**Your goal**
Return the full listing exactly as it is written.

◆ ◆ ◆ ◆ ◆ ◆ ◆

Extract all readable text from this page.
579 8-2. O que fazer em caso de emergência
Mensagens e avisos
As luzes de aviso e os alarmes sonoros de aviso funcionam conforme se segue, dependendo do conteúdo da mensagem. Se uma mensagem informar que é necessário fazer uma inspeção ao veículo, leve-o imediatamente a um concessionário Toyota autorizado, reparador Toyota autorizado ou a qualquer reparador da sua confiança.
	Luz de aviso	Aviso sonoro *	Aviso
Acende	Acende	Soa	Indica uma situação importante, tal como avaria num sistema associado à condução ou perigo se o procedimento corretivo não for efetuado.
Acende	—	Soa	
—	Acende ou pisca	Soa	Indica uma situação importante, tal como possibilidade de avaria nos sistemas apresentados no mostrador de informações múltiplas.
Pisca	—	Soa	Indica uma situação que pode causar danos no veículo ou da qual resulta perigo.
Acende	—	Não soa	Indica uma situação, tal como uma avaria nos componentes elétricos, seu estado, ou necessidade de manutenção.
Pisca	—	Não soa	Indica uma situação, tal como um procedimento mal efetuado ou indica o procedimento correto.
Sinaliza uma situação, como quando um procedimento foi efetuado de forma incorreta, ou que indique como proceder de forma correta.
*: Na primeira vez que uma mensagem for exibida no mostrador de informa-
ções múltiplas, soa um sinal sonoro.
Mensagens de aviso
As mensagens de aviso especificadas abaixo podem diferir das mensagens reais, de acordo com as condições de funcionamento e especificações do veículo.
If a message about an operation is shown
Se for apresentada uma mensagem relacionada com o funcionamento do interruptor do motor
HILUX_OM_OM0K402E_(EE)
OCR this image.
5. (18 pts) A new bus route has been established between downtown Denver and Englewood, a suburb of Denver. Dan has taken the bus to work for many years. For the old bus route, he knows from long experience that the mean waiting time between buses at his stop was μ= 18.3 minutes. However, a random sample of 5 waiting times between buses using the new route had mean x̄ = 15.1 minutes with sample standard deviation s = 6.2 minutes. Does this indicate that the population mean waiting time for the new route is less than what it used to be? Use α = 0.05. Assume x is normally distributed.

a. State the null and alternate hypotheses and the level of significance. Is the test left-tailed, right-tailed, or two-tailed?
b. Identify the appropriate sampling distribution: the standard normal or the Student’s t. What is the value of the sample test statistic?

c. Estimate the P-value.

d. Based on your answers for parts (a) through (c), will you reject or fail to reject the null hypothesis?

◆ ◆ ◆ ◆ ◆ ◆ ◆

**Solved problem**
Extract all readable text from this page.
579 8-2. O que fazer em caso de emergência
Mensagens e avisos
As luzes de aviso e os alarmes sonoros de aviso funcionam conforme se segue, dependendo do conteúdo da mensagem. Se uma mensagem informar que é necessário fazer uma inspeção ao veículo, leve-o imediatamente a um concessionário Toyota autorizado, reparador Toyota autorizado ou a qualquer reparador da sua confiança.
	Luz de aviso	Aviso sonoro *	Aviso
Acende	Acende	Soa	Indica uma situação importante, tal como avaria num sistema associado à condução ou perigo se o procedimento corretivo não for efetuado.
Acende	—	Soa	
—	Acende ou pisca	Soa	Indica uma situação importante, tal como possibilidade de avaria nos sistemas apresentados no mostrador de informações múltiplas.
Pisca	—	Soa	Indica uma situação que pode causar danos no veículo ou da qual resulta perigo.
Acende	—	Não soa	Indica uma situação, tal como uma avaria nos componentes elétricos, seu estado, ou necessidade de manutenção.
Pisca	—	Não soa	Indica uma situação, tal como um procedimento mal efetuado ou indica o procedimento correto.
Sinaliza uma situação, como quando um procedimento foi efetuado de forma incorreta, ou que indique como proceder de forma correta.
*: Na primeira vez que uma mensagem for exibida no mostrador de informa-
ções múltiplas, soa um sinal sonoro.
Mensagens de aviso
As mensagens de aviso especificadas abaixo podem diferir das mensagens reais, de acordo com as condições de funcionamento e especificações do veículo.
If a message about an operation is shown
Se for apresentada uma mensagem relacionada com o funcionamento do interruptor do motor
HILUX_OM_OM0K402E_(EE)
OCR this image.
5. (18 pts) A new bus route has been established between downtown Denver and Englewood, a suburb of Denver. Dan has taken the bus to work for many years. For the old bus route, he knows from long experience that the mean waiting time between buses at his stop was μ= 18.3 minutes. However, a random sample of 5 waiting times between buses using the new route had mean x̄ = 15.1 minutes with sample standard deviation s = 6.2 minutes. Does this indicate that the population mean waiting time for the new route is less than what it used to be? Use α = 0.05. Assume x is normally distributed.

a. State the null and alternate hypotheses and the level of significance. Is the test left-tailed, right-tailed, or two-tailed?
b. Identify the appropriate sampling distribution: the standard normal or the Student’s t. What is the value of the sample test statistic?

c. Estimate the P-value.

d. Based on your answers for parts (a) through (c), will you reject or fail to reject the null hypothesis?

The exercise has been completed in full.